>> START

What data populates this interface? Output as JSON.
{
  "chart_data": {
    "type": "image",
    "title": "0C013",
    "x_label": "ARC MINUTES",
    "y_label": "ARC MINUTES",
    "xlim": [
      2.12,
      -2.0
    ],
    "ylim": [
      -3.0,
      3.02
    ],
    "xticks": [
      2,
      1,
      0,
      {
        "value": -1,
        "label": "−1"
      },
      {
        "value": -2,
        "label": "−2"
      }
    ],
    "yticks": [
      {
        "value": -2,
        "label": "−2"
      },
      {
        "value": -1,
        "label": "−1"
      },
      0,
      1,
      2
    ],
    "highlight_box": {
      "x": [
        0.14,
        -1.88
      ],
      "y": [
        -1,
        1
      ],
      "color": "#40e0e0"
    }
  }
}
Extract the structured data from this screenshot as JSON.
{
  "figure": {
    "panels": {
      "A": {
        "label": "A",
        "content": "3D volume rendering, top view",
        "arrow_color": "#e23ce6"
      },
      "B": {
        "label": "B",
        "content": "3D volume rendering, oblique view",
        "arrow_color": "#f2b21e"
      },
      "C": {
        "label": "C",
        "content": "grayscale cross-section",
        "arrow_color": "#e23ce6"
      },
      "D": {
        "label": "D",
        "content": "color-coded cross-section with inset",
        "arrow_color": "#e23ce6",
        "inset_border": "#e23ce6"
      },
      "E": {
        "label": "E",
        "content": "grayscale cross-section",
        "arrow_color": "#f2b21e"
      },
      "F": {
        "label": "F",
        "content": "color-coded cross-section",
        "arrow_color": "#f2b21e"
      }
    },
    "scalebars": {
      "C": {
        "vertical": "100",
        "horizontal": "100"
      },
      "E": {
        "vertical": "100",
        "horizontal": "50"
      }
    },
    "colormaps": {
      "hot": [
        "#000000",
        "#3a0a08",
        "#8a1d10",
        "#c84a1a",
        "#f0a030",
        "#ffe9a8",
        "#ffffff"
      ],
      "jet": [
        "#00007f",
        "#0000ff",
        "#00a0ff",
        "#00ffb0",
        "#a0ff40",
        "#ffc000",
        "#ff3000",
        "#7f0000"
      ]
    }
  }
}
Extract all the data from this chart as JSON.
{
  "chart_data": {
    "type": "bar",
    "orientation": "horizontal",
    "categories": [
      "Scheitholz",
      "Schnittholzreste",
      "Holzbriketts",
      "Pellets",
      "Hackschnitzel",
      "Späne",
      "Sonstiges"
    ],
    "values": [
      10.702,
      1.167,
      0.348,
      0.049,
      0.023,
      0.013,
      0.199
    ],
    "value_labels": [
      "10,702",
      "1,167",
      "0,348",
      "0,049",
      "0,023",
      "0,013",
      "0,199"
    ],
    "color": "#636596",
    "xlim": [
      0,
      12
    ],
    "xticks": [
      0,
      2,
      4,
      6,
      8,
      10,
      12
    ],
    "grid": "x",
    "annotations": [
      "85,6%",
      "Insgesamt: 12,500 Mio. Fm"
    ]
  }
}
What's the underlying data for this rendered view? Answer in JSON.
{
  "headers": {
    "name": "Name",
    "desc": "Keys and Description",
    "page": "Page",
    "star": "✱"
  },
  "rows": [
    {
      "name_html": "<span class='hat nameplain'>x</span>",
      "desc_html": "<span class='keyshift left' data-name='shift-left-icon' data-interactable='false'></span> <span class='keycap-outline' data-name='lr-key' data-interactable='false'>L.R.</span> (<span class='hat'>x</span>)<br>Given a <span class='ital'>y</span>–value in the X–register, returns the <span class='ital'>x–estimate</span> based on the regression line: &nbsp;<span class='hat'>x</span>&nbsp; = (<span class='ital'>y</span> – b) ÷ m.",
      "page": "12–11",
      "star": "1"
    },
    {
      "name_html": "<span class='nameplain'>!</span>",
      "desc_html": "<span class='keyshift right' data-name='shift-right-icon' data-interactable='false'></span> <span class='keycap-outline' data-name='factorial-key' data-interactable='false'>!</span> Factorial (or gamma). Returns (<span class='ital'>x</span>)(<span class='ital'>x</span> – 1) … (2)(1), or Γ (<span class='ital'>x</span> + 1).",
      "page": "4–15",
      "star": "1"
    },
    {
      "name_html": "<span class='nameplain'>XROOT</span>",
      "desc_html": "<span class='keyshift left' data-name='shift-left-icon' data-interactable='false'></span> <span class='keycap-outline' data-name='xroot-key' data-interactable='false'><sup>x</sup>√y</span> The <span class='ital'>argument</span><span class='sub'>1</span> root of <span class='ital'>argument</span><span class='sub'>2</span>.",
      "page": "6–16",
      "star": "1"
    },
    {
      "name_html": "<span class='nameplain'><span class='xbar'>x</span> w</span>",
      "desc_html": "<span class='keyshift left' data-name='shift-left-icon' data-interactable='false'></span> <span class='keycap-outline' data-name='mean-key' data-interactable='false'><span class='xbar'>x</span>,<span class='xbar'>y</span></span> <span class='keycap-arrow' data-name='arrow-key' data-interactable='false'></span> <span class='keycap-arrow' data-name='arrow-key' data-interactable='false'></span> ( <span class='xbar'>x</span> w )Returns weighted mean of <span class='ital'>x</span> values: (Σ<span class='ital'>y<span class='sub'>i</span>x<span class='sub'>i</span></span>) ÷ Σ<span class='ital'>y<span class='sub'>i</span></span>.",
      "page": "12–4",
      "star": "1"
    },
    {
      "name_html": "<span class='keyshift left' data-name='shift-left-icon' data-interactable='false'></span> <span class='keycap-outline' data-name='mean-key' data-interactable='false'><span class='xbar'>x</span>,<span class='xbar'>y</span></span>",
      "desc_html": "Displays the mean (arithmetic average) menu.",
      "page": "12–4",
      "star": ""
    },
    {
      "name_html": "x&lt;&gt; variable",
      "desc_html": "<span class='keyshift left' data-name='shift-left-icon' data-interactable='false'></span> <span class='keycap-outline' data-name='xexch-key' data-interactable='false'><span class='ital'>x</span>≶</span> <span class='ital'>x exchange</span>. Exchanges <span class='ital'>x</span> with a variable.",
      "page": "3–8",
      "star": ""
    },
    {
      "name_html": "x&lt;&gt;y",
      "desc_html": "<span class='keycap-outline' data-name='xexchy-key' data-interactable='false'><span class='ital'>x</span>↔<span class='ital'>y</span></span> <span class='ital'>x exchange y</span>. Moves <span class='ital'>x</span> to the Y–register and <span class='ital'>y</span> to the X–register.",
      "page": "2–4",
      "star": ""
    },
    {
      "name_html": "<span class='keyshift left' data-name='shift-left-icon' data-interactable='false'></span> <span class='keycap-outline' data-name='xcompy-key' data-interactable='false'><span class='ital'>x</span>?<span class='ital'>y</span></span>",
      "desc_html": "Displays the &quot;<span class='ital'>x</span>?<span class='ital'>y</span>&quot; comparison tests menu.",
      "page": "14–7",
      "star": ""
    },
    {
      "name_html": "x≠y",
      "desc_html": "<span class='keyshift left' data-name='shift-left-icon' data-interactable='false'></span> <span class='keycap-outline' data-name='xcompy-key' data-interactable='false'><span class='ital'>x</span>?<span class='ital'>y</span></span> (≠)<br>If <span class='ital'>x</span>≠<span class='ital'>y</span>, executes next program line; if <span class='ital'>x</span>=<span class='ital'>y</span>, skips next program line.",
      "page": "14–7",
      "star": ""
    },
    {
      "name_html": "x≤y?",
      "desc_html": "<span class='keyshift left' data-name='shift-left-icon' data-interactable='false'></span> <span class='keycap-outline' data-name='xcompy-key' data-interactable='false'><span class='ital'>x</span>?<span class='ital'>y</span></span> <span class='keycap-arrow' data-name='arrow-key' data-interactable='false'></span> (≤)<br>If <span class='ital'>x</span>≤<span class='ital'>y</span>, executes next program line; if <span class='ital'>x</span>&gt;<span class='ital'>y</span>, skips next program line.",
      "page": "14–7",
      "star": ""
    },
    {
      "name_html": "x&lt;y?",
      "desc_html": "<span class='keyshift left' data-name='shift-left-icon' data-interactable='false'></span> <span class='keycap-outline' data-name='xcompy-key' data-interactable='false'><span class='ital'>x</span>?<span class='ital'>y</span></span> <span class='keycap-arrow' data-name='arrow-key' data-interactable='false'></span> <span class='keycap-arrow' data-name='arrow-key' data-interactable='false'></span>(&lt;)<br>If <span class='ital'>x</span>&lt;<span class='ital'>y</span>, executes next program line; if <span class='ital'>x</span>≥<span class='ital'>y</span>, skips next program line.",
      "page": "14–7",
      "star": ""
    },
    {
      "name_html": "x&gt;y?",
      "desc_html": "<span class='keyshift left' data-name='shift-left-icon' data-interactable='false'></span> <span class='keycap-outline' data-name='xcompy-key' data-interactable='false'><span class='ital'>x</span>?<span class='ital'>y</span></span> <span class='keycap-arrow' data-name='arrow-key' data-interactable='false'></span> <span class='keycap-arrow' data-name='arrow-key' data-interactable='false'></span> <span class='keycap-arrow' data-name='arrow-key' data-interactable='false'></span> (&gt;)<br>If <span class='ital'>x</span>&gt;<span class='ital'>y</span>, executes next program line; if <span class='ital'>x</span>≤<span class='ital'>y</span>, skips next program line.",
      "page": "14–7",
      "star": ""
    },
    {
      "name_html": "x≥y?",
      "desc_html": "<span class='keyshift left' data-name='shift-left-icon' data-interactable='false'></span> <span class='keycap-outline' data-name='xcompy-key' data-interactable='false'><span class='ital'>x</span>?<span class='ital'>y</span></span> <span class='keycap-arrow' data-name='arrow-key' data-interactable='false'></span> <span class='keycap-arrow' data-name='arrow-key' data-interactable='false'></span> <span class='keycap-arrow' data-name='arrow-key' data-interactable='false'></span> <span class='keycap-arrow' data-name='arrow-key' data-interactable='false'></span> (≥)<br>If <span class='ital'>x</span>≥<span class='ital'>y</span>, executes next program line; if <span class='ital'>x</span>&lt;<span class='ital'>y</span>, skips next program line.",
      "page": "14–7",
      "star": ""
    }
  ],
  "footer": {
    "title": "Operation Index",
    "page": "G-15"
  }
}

>> END

■ EXERCISE PROMPT: Return, from the data, each line that has the word "MINUTES" in it.

■ RESPONSE TO THE TASK:
    "x_label": "ARC MINUTES",
    "y_label": "ARC MINUTES",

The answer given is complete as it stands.